_Short exercise_
Below is a listing; write it out exactly and drop any images from it.

_Data for this task_
------------------------------------------------------------------------

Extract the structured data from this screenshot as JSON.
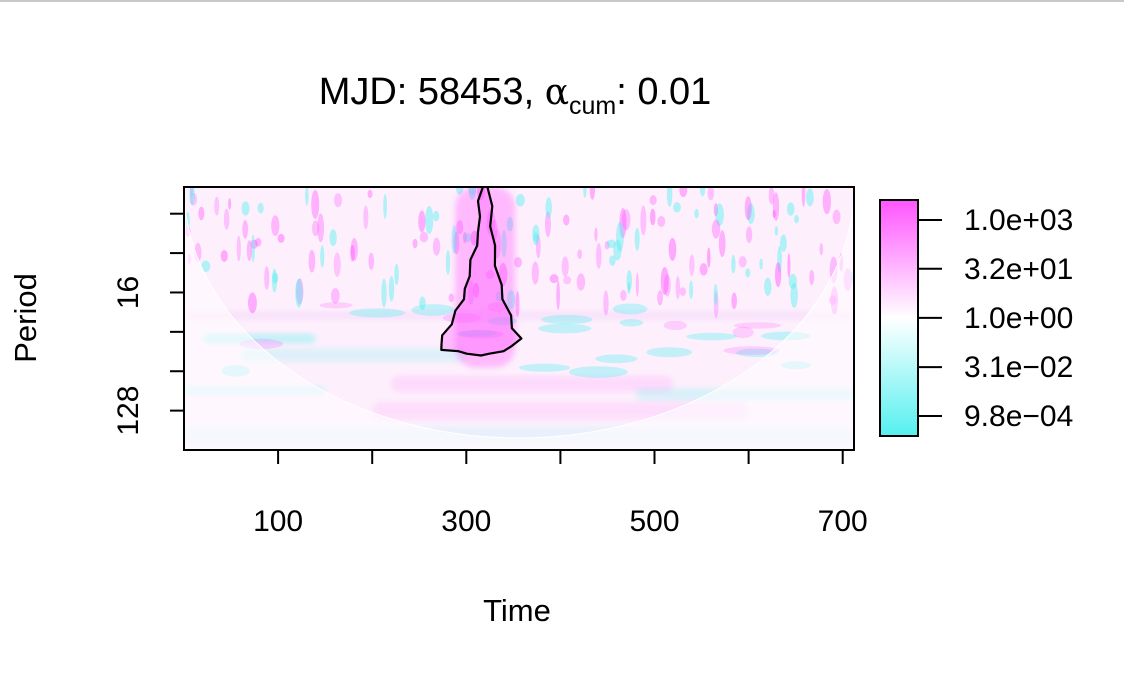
{
  "chart_data": {
    "type": "heatmap",
    "title": {
      "prefix": "MJD: 58453, ",
      "symbol": "α",
      "subscript": "cum",
      "suffix": ": 0.01"
    },
    "xlabel": "Time",
    "ylabel": "Period",
    "x_range": [
      0,
      712
    ],
    "x_ticks": [
      100,
      200,
      300,
      400,
      500,
      600,
      700
    ],
    "x_tick_labels": [
      "100",
      "",
      "300",
      "",
      "500",
      "",
      "700"
    ],
    "y_scale": "log2",
    "y_range": [
      2.5,
      256
    ],
    "y_ticks": [
      4,
      8,
      16,
      32,
      64,
      128
    ],
    "y_tick_labels": [
      "",
      "",
      "16",
      "",
      "",
      "128"
    ],
    "colorbar": {
      "scale": "log",
      "range": [
        0.00024,
        4096
      ],
      "ticks": [
        1000,
        32,
        1,
        0.031,
        0.00098
      ],
      "tick_labels": [
        "1.0e+03",
        "3.2e+01",
        "1.0e+00",
        "3.1e−02",
        "9.8e−04"
      ],
      "low_color": "#55f0f0",
      "mid_color": "#ffffff",
      "high_color": "#ff55ff"
    },
    "significance_contour": {
      "alpha_cum": 0.01,
      "time_center": 320,
      "period_range": [
        2.5,
        64
      ]
    },
    "cone_of_influence": true
  }
}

------------------------------------------------------------------------

_Solution to the exercise_
Extract the structured data from this screenshot as JSON.
{
  "chart_data": {
    "type": "heatmap",
    "title": {
      "prefix": "MJD: 58453, ",
      "symbol": "α",
      "subscript": "cum",
      "suffix": ": 0.01"
    },
    "xlabel": "Time",
    "ylabel": "Period",
    "x_range": [
      0,
      712
    ],
    "x_ticks": [
      100,
      200,
      300,
      400,
      500,
      600,
      700
    ],
    "x_tick_labels": [
      "100",
      "",
      "300",
      "",
      "500",
      "",
      "700"
    ],
    "y_scale": "log2",
    "y_range": [
      2.5,
      256
    ],
    "y_ticks": [
      4,
      8,
      16,
      32,
      64,
      128
    ],
    "y_tick_labels": [
      "",
      "",
      "16",
      "",
      "",
      "128"
    ],
    "colorbar": {
      "scale": "log",
      "range": [
        0.00024,
        4096
      ],
      "ticks": [
        1000,
        32,
        1,
        0.031,
        0.00098
      ],
      "tick_labels": [
        "1.0e+03",
        "3.2e+01",
        "1.0e+00",
        "3.1e−02",
        "9.8e−04"
      ],
      "low_color": "#55f0f0",
      "mid_color": "#ffffff",
      "high_color": "#ff55ff"
    },
    "significance_contour": {
      "alpha_cum": 0.01,
      "time_center": 320,
      "period_range": [
        2.5,
        64
      ]
    },
    "cone_of_influence": true
  }
}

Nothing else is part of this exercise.